## start Stored data
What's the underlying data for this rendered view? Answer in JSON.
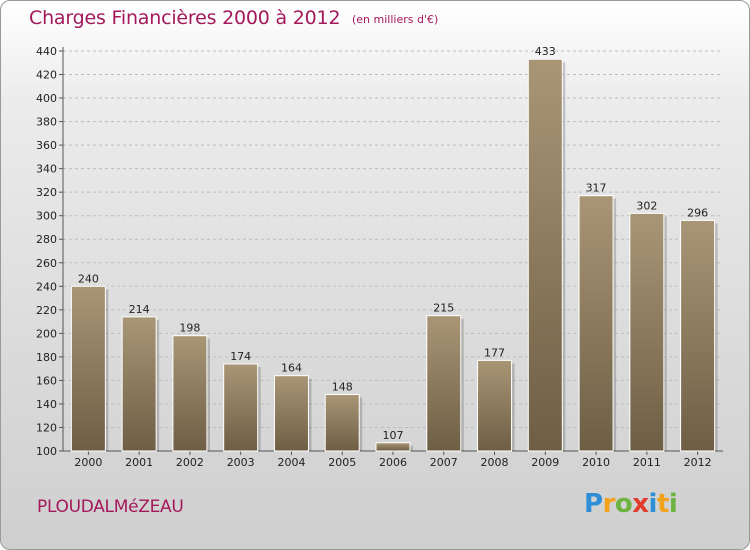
{
  "chart_data": {
    "type": "bar",
    "title": "Charges Financières 2000 à 2012",
    "subtitle": "(en milliers d'€)",
    "categories": [
      "2000",
      "2001",
      "2002",
      "2003",
      "2004",
      "2005",
      "2006",
      "2007",
      "2008",
      "2009",
      "2010",
      "2011",
      "2012"
    ],
    "values": [
      240,
      214,
      198,
      174,
      164,
      148,
      107,
      215,
      177,
      433,
      317,
      302,
      296
    ],
    "ylim": [
      100,
      440
    ],
    "yticks": [
      100,
      120,
      140,
      160,
      180,
      200,
      220,
      240,
      260,
      280,
      300,
      320,
      340,
      360,
      380,
      400,
      420,
      440
    ],
    "xlabel": "",
    "ylabel": "",
    "grid": true,
    "bar_color": "#8d7b5f"
  },
  "footer": {
    "commune": "PLOUDALMéZEAU",
    "logo_letters": [
      {
        "ch": "P",
        "color": "#2f8fd6"
      },
      {
        "ch": "r",
        "color": "#f3a21b"
      },
      {
        "ch": "o",
        "color": "#6db33f"
      },
      {
        "ch": "x",
        "color": "#e23b2a"
      },
      {
        "ch": "i",
        "color": "#2f8fd6"
      },
      {
        "ch": "t",
        "color": "#f3a21b"
      },
      {
        "ch": "i",
        "color": "#6db33f"
      }
    ]
  }
}
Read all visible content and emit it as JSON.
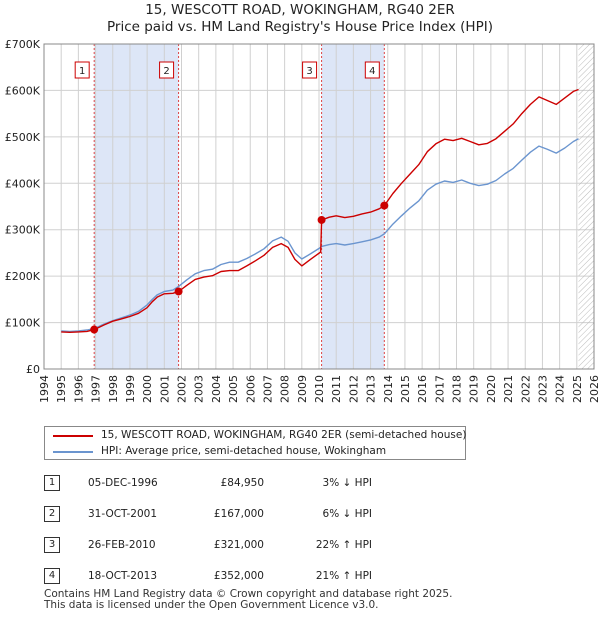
{
  "title_line1": "15, WESCOTT ROAD, WOKINGHAM, RG40 2ER",
  "title_line2": "Price paid vs. HM Land Registry's House Price Index (HPI)",
  "colors": {
    "property": "#cc0000",
    "hpi": "#6b95cf",
    "shade": "#dde6f7",
    "grid": "#d0d0d0"
  },
  "chart_data": {
    "type": "line",
    "title": "15, WESCOTT ROAD, WOKINGHAM, RG40 2ER — Price paid vs. HM Land Registry's House Price Index (HPI)",
    "xlabel": "",
    "ylabel": "",
    "xlim": [
      1994,
      2026
    ],
    "ylim": [
      0,
      700000
    ],
    "grid": true,
    "y_ticks": [
      0,
      100000,
      200000,
      300000,
      400000,
      500000,
      600000,
      700000
    ],
    "y_tick_labels": [
      "£0",
      "£100K",
      "£200K",
      "£300K",
      "£400K",
      "£500K",
      "£600K",
      "£700K"
    ],
    "x_ticks": [
      1994,
      1995,
      1996,
      1997,
      1998,
      1999,
      2000,
      2001,
      2002,
      2003,
      2004,
      2005,
      2006,
      2007,
      2008,
      2009,
      2010,
      2011,
      2012,
      2013,
      2014,
      2015,
      2016,
      2017,
      2018,
      2019,
      2020,
      2021,
      2022,
      2023,
      2024,
      2025,
      2026
    ],
    "shaded_ranges": [
      [
        1996.92,
        2001.83
      ],
      [
        2010.15,
        2013.8
      ]
    ],
    "series": [
      {
        "name": "15, WESCOTT ROAD, WOKINGHAM, RG40 2ER (semi-detached house)",
        "color": "#cc0000",
        "points": [
          [
            1995.0,
            80000
          ],
          [
            1995.5,
            79000
          ],
          [
            1996.0,
            80000
          ],
          [
            1996.5,
            81000
          ],
          [
            1996.92,
            84950
          ],
          [
            1997.5,
            95000
          ],
          [
            1998.0,
            103000
          ],
          [
            1998.5,
            108000
          ],
          [
            1999.0,
            113000
          ],
          [
            1999.5,
            120000
          ],
          [
            2000.0,
            132000
          ],
          [
            2000.3,
            145000
          ],
          [
            2000.6,
            155000
          ],
          [
            2001.0,
            162000
          ],
          [
            2001.5,
            163000
          ],
          [
            2001.83,
            167000
          ],
          [
            2002.3,
            180000
          ],
          [
            2002.8,
            193000
          ],
          [
            2003.3,
            198000
          ],
          [
            2003.8,
            201000
          ],
          [
            2004.3,
            210000
          ],
          [
            2004.8,
            212000
          ],
          [
            2005.3,
            212000
          ],
          [
            2005.8,
            222000
          ],
          [
            2006.3,
            233000
          ],
          [
            2006.8,
            245000
          ],
          [
            2007.3,
            262000
          ],
          [
            2007.8,
            270000
          ],
          [
            2008.2,
            262000
          ],
          [
            2008.6,
            236000
          ],
          [
            2009.0,
            222000
          ],
          [
            2009.5,
            236000
          ],
          [
            2010.1,
            252000
          ],
          [
            2010.15,
            321000
          ],
          [
            2010.6,
            327000
          ],
          [
            2011.0,
            330000
          ],
          [
            2011.5,
            326000
          ],
          [
            2012.0,
            329000
          ],
          [
            2012.5,
            334000
          ],
          [
            2013.0,
            338000
          ],
          [
            2013.5,
            345000
          ],
          [
            2013.8,
            352000
          ],
          [
            2014.3,
            378000
          ],
          [
            2014.8,
            400000
          ],
          [
            2015.3,
            420000
          ],
          [
            2015.8,
            440000
          ],
          [
            2016.3,
            468000
          ],
          [
            2016.8,
            485000
          ],
          [
            2017.3,
            495000
          ],
          [
            2017.8,
            492000
          ],
          [
            2018.3,
            497000
          ],
          [
            2018.8,
            490000
          ],
          [
            2019.3,
            483000
          ],
          [
            2019.8,
            486000
          ],
          [
            2020.3,
            496000
          ],
          [
            2020.8,
            512000
          ],
          [
            2021.3,
            528000
          ],
          [
            2021.8,
            550000
          ],
          [
            2022.3,
            570000
          ],
          [
            2022.8,
            586000
          ],
          [
            2023.3,
            578000
          ],
          [
            2023.8,
            570000
          ],
          [
            2024.3,
            584000
          ],
          [
            2024.8,
            598000
          ],
          [
            2025.1,
            602000
          ]
        ]
      },
      {
        "name": "HPI: Average price, semi-detached house, Wokingham",
        "color": "#6b95cf",
        "points": [
          [
            1995.0,
            82000
          ],
          [
            1995.5,
            81000
          ],
          [
            1996.0,
            82000
          ],
          [
            1996.5,
            84000
          ],
          [
            1996.92,
            87000
          ],
          [
            1997.5,
            97000
          ],
          [
            1998.0,
            104000
          ],
          [
            1998.5,
            110000
          ],
          [
            1999.0,
            116000
          ],
          [
            1999.5,
            124000
          ],
          [
            2000.0,
            138000
          ],
          [
            2000.3,
            150000
          ],
          [
            2000.6,
            160000
          ],
          [
            2001.0,
            167000
          ],
          [
            2001.5,
            170000
          ],
          [
            2001.83,
            178000
          ],
          [
            2002.3,
            192000
          ],
          [
            2002.8,
            205000
          ],
          [
            2003.3,
            212000
          ],
          [
            2003.8,
            215000
          ],
          [
            2004.3,
            225000
          ],
          [
            2004.8,
            230000
          ],
          [
            2005.3,
            230000
          ],
          [
            2005.8,
            238000
          ],
          [
            2006.3,
            248000
          ],
          [
            2006.8,
            259000
          ],
          [
            2007.3,
            276000
          ],
          [
            2007.8,
            284000
          ],
          [
            2008.2,
            275000
          ],
          [
            2008.6,
            250000
          ],
          [
            2009.0,
            237000
          ],
          [
            2009.5,
            248000
          ],
          [
            2010.1,
            262000
          ],
          [
            2010.15,
            264000
          ],
          [
            2010.6,
            268000
          ],
          [
            2011.0,
            270000
          ],
          [
            2011.5,
            267000
          ],
          [
            2012.0,
            270000
          ],
          [
            2012.5,
            274000
          ],
          [
            2013.0,
            278000
          ],
          [
            2013.5,
            284000
          ],
          [
            2013.8,
            291000
          ],
          [
            2014.3,
            312000
          ],
          [
            2014.8,
            330000
          ],
          [
            2015.3,
            347000
          ],
          [
            2015.8,
            362000
          ],
          [
            2016.3,
            385000
          ],
          [
            2016.8,
            398000
          ],
          [
            2017.3,
            405000
          ],
          [
            2017.8,
            402000
          ],
          [
            2018.3,
            407000
          ],
          [
            2018.8,
            400000
          ],
          [
            2019.3,
            395000
          ],
          [
            2019.8,
            398000
          ],
          [
            2020.3,
            406000
          ],
          [
            2020.8,
            420000
          ],
          [
            2021.3,
            432000
          ],
          [
            2021.8,
            450000
          ],
          [
            2022.3,
            467000
          ],
          [
            2022.8,
            480000
          ],
          [
            2023.3,
            473000
          ],
          [
            2023.8,
            465000
          ],
          [
            2024.3,
            476000
          ],
          [
            2024.8,
            490000
          ],
          [
            2025.1,
            496000
          ]
        ]
      }
    ],
    "sale_markers": [
      {
        "label": "1",
        "x": 1996.92,
        "y": 84950
      },
      {
        "label": "2",
        "x": 2001.83,
        "y": 167000
      },
      {
        "label": "3",
        "x": 2010.15,
        "y": 321000
      },
      {
        "label": "4",
        "x": 2013.8,
        "y": 352000
      }
    ]
  },
  "legend": {
    "property_label": "15, WESCOTT ROAD, WOKINGHAM, RG40 2ER (semi-detached house)",
    "hpi_label": "HPI: Average price, semi-detached house, Wokingham"
  },
  "sales": [
    {
      "num": "1",
      "date": "05-DEC-1996",
      "price": "£84,950",
      "hpi": "3% ↓ HPI"
    },
    {
      "num": "2",
      "date": "31-OCT-2001",
      "price": "£167,000",
      "hpi": "6% ↓ HPI"
    },
    {
      "num": "3",
      "date": "26-FEB-2010",
      "price": "£321,000",
      "hpi": "22% ↑ HPI"
    },
    {
      "num": "4",
      "date": "18-OCT-2013",
      "price": "£352,000",
      "hpi": "21% ↑ HPI"
    }
  ],
  "footer_line1": "Contains HM Land Registry data © Crown copyright and database right 2025.",
  "footer_line2": "This data is licensed under the Open Government Licence v3.0."
}
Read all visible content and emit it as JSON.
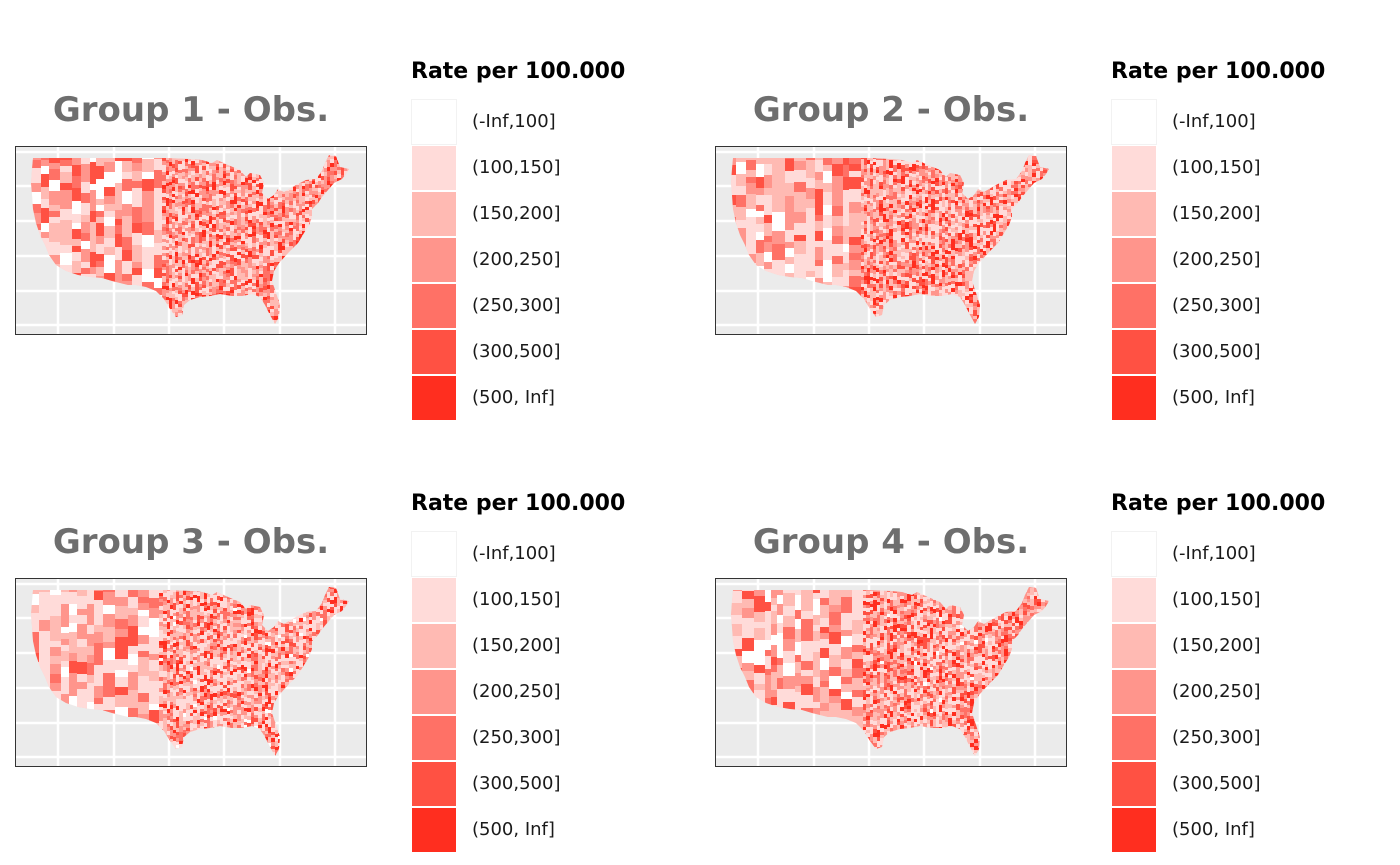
{
  "chart_data": {
    "type": "heatmap",
    "subtype": "choropleth-map",
    "region": "Contiguous United States (counties)",
    "legend": {
      "title": "Rate per 100.000",
      "bins": [
        {
          "label": "(-Inf,100]",
          "color": "#FFFFFF"
        },
        {
          "label": "(100,150]",
          "color": "#FFDBD9"
        },
        {
          "label": "(150,200]",
          "color": "#FFBAB3"
        },
        {
          "label": "(200,250]",
          "color": "#FF958C"
        },
        {
          "label": "(250,300]",
          "color": "#FF7166"
        },
        {
          "label": "(300,500]",
          "color": "#FF5143"
        },
        {
          "label": "(500, Inf]",
          "color": "#FF2E1F"
        }
      ]
    },
    "panels": [
      {
        "title": "Group 1 - Obs.",
        "bin_mix": [
          0.08,
          0.22,
          0.22,
          0.18,
          0.14,
          0.11,
          0.05
        ]
      },
      {
        "title": "Group 2 - Obs.",
        "bin_mix": [
          0.08,
          0.24,
          0.22,
          0.18,
          0.14,
          0.1,
          0.04
        ]
      },
      {
        "title": "Group 3 - Obs.",
        "bin_mix": [
          0.1,
          0.3,
          0.22,
          0.16,
          0.11,
          0.08,
          0.03
        ]
      },
      {
        "title": "Group 4 - Obs.",
        "bin_mix": [
          0.09,
          0.26,
          0.22,
          0.17,
          0.13,
          0.09,
          0.04
        ]
      }
    ],
    "grid": true,
    "panel_background": "#EBEBEB"
  }
}
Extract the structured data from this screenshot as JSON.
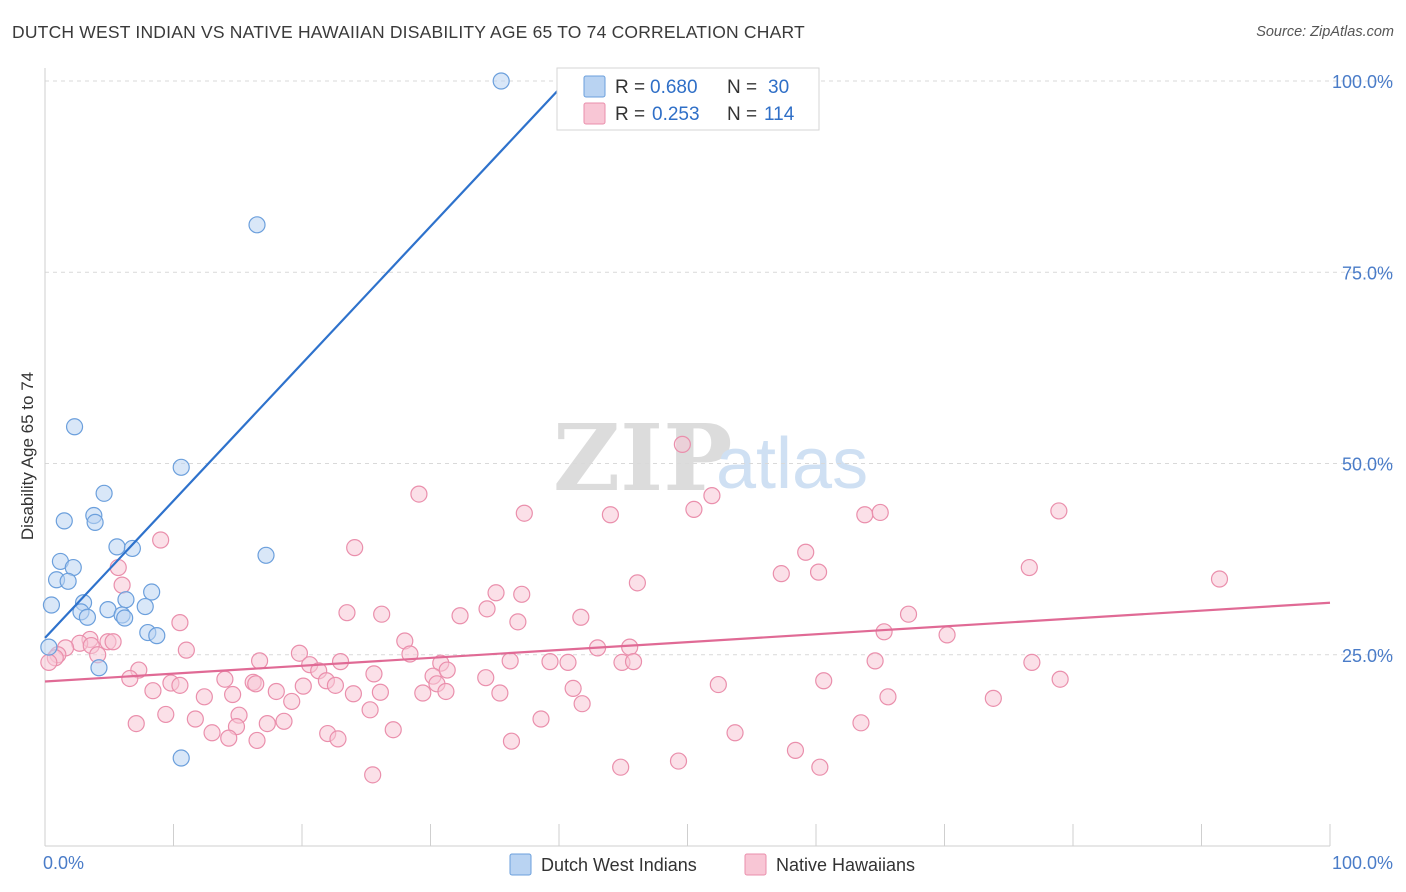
## end Stored data
Where a line contains "detached", copy that line.

**Response:**
        "name": "15, WESCOTT ROAD, WOKINGHAM, RG40 2ER (semi-detached house)",
        "name": "HPI: Average price, semi-detached house, Wokingham",
    "property_label": "15, WESCOTT ROAD, WOKINGHAM, RG40 2ER (semi-detached house)",
    "hpi_label": "HPI: Average price, semi-detached house, Wokingham"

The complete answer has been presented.